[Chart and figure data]

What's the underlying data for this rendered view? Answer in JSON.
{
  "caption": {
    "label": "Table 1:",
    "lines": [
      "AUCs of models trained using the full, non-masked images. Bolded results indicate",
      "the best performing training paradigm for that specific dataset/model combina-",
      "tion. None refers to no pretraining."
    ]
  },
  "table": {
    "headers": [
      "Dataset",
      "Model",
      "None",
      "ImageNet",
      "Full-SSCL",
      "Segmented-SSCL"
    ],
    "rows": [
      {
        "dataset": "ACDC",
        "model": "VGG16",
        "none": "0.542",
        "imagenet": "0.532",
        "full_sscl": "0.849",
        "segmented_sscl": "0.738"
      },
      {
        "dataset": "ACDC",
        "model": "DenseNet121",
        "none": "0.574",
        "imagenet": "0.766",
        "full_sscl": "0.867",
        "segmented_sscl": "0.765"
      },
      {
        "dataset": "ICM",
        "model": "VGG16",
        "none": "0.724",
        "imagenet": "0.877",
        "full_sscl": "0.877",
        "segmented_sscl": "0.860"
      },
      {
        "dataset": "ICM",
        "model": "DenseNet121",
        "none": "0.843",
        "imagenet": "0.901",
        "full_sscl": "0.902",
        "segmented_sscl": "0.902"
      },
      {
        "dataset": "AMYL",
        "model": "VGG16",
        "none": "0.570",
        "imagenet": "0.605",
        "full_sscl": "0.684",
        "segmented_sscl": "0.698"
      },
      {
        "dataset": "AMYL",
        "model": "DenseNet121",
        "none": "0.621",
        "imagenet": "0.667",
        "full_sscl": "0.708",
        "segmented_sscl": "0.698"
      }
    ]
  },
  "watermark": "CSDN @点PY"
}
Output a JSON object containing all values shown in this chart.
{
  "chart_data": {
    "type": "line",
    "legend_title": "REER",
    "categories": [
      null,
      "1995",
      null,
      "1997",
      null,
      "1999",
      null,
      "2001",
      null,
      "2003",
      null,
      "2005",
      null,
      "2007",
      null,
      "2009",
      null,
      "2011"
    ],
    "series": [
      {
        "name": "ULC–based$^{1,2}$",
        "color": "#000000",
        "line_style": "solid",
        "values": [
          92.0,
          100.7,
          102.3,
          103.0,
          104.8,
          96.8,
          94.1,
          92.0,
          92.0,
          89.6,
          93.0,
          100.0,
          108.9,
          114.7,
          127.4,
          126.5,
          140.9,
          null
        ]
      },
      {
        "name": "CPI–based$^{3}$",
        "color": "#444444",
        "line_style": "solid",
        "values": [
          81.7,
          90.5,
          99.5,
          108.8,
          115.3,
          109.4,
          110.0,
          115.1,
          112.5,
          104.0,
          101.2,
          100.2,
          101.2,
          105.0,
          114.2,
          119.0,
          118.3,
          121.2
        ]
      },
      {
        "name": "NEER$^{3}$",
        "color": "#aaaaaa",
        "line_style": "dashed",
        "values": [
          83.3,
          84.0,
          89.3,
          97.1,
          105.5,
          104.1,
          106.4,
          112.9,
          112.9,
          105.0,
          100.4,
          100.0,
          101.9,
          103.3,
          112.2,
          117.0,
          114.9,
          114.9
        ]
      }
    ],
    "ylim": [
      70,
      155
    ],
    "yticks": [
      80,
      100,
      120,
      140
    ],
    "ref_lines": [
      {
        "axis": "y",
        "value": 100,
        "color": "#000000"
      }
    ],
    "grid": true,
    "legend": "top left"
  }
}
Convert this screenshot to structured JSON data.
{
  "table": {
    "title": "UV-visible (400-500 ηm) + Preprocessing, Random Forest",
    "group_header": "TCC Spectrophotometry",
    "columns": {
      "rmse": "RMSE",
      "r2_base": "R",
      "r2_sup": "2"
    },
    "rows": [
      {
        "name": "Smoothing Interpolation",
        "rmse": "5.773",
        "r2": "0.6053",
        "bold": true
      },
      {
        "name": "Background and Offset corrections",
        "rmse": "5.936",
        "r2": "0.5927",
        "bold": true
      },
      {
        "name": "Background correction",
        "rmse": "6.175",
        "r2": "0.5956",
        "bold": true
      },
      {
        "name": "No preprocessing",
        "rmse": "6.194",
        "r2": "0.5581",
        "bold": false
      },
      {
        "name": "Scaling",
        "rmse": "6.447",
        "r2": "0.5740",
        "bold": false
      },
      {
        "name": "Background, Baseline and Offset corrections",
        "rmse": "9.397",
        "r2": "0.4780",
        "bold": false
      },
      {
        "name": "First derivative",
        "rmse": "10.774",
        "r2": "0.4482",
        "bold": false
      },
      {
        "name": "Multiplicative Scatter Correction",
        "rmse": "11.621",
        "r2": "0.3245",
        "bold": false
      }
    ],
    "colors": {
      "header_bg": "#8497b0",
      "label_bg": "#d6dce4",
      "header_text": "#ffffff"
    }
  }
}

_The request:_ Each line must be given again exactly as written above.

_Final answer:_
What's the underlying data for this rendered view? Answer in JSON.
{
  "caption": {
    "label": "Table 1:",
    "lines": [
      "AUCs of models trained using the full, non-masked images. Bolded results indicate",
      "the best performing training paradigm for that specific dataset/model combina-",
      "tion. None refers to no pretraining."
    ]
  },
  "table": {
    "headers": [
      "Dataset",
      "Model",
      "None",
      "ImageNet",
      "Full-SSCL",
      "Segmented-SSCL"
    ],
    "rows": [
      {
        "dataset": "ACDC",
        "model": "VGG16",
        "none": "0.542",
        "imagenet": "0.532",
        "full_sscl": "0.849",
        "segmented_sscl": "0.738"
      },
      {
        "dataset": "ACDC",
        "model": "DenseNet121",
        "none": "0.574",
        "imagenet": "0.766",
        "full_sscl": "0.867",
        "segmented_sscl": "0.765"
      },
      {
        "dataset": "ICM",
        "model": "VGG16",
        "none": "0.724",
        "imagenet": "0.877",
        "full_sscl": "0.877",
        "segmented_sscl": "0.860"
      },
      {
        "dataset": "ICM",
        "model": "DenseNet121",
        "none": "0.843",
        "imagenet": "0.901",
        "full_sscl": "0.902",
        "segmented_sscl": "0.902"
      },
      {
        "dataset": "AMYL",
        "model": "VGG16",
        "none": "0.570",
        "imagenet": "0.605",
        "full_sscl": "0.684",
        "segmented_sscl": "0.698"
      },
      {
        "dataset": "AMYL",
        "model": "DenseNet121",
        "none": "0.621",
        "imagenet": "0.667",
        "full_sscl": "0.708",
        "segmented_sscl": "0.698"
      }
    ]
  },
  "watermark": "CSDN @点PY"
}
Output a JSON object containing all values shown in this chart.
{
  "chart_data": {
    "type": "line",
    "legend_title": "REER",
    "categories": [
      null,
      "1995",
      null,
      "1997",
      null,
      "1999",
      null,
      "2001",
      null,
      "2003",
      null,
      "2005",
      null,
      "2007",
      null,
      "2009",
      null,
      "2011"
    ],
    "series": [
      {
        "name": "ULC–based$^{1,2}$",
        "color": "#000000",
        "line_style": "solid",
        "values": [
          92.0,
          100.7,
          102.3,
          103.0,
          104.8,
          96.8,
          94.1,
          92.0,
          92.0,
          89.6,
          93.0,
          100.0,
          108.9,
          114.7,
          127.4,
          126.5,
          140.9,
          null
        ]
      },
      {
        "name": "CPI–based$^{3}$",
        "color": "#444444",
        "line_style": "solid",
        "values": [
          81.7,
          90.5,
          99.5,
          108.8,
          115.3,
          109.4,
          110.0,
          115.1,
          112.5,
          104.0,
          101.2,
          100.2,
          101.2,
          105.0,
          114.2,
          119.0,
          118.3,
          121.2
        ]
      },
      {
        "name": "NEER$^{3}$",
        "color": "#aaaaaa",
        "line_style": "dashed",
        "values": [
          83.3,
          84.0,
          89.3,
          97.1,
          105.5,
          104.1,
          106.4,
          112.9,
          112.9,
          105.0,
          100.4,
          100.0,
          101.9,
          103.3,
          112.2,
          117.0,
          114.9,
          114.9
        ]
      }
    ],
    "ylim": [
      70,
      155
    ],
    "yticks": [
      80,
      100,
      120,
      140
    ],
    "ref_lines": [
      {
        "axis": "y",
        "value": 100,
        "color": "#000000"
      }
    ],
    "grid": true,
    "legend": "top left"
  }
}
Convert this screenshot to structured JSON data.
{
  "table": {
    "title": "UV-visible (400-500 ηm) + Preprocessing, Random Forest",
    "group_header": "TCC Spectrophotometry",
    "columns": {
      "rmse": "RMSE",
      "r2_base": "R",
      "r2_sup": "2"
    },
    "rows": [
      {
        "name": "Smoothing Interpolation",
        "rmse": "5.773",
        "r2": "0.6053",
        "bold": true
      },
      {
        "name": "Background and Offset corrections",
        "rmse": "5.936",
        "r2": "0.5927",
        "bold": true
      },
      {
        "name": "Background correction",
        "rmse": "6.175",
        "r2": "0.5956",
        "bold": true
      },
      {
        "name": "No preprocessing",
        "rmse": "6.194",
        "r2": "0.5581",
        "bold": false
      },
      {
        "name": "Scaling",
        "rmse": "6.447",
        "r2": "0.5740",
        "bold": false
      },
      {
        "name": "Background, Baseline and Offset corrections",
        "rmse": "9.397",
        "r2": "0.4780",
        "bold": false
      },
      {
        "name": "First derivative",
        "rmse": "10.774",
        "r2": "0.4482",
        "bold": false
      },
      {
        "name": "Multiplicative Scatter Correction",
        "rmse": "11.621",
        "r2": "0.3245",
        "bold": false
      }
    ],
    "colors": {
      "header_bg": "#8497b0",
      "label_bg": "#d6dce4",
      "header_text": "#ffffff"
    }
  }
}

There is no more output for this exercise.